**Records**
· · ·

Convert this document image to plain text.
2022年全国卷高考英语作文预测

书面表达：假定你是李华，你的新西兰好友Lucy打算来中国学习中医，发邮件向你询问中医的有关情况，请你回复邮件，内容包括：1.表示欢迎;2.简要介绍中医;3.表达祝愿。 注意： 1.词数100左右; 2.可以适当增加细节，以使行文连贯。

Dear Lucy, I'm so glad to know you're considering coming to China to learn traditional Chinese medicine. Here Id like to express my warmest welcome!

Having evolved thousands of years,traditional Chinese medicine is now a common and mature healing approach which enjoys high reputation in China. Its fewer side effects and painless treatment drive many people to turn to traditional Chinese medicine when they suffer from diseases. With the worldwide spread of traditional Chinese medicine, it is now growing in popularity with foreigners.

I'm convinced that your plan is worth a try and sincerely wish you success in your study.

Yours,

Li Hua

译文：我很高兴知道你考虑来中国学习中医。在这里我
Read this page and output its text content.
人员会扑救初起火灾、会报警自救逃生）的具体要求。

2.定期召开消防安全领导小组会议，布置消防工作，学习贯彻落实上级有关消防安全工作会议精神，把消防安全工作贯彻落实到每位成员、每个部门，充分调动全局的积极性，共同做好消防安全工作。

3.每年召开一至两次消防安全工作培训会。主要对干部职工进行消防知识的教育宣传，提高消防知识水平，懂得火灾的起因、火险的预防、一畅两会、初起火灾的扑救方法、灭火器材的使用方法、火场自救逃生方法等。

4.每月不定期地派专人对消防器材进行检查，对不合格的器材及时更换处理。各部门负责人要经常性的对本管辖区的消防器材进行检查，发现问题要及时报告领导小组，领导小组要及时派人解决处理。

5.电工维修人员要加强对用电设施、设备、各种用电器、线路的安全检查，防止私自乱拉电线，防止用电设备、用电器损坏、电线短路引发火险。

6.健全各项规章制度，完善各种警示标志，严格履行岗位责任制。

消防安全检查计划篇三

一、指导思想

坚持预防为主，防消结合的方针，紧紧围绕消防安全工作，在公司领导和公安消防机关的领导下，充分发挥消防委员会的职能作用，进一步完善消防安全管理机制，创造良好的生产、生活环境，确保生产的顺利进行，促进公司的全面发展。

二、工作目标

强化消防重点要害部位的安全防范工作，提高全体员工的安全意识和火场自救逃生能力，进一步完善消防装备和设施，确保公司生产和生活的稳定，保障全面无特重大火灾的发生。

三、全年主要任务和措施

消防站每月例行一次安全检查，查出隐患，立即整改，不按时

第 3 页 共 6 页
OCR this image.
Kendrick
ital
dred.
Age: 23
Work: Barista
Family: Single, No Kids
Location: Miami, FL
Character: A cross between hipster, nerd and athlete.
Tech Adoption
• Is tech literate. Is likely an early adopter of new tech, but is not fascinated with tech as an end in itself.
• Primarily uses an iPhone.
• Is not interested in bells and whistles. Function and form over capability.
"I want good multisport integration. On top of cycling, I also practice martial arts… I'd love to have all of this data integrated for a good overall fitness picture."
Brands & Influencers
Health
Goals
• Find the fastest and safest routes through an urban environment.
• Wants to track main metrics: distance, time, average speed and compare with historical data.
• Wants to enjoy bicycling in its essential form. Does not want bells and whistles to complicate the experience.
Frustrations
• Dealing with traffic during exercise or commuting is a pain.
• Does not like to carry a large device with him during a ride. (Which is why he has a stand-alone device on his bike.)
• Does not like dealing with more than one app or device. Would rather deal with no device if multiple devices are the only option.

· · ·

**REQUIREMENTS**
Only lines with the string "data" belong in your answer; copy each one.

**EXERCISE RESULT**
"I want good multisport integration. On top of cycling, I also practice martial arts… I'd love to have all of this data integrated for a good overall fitness picture."
• Wants to track main metrics: distance, time, average speed and compare with historical data.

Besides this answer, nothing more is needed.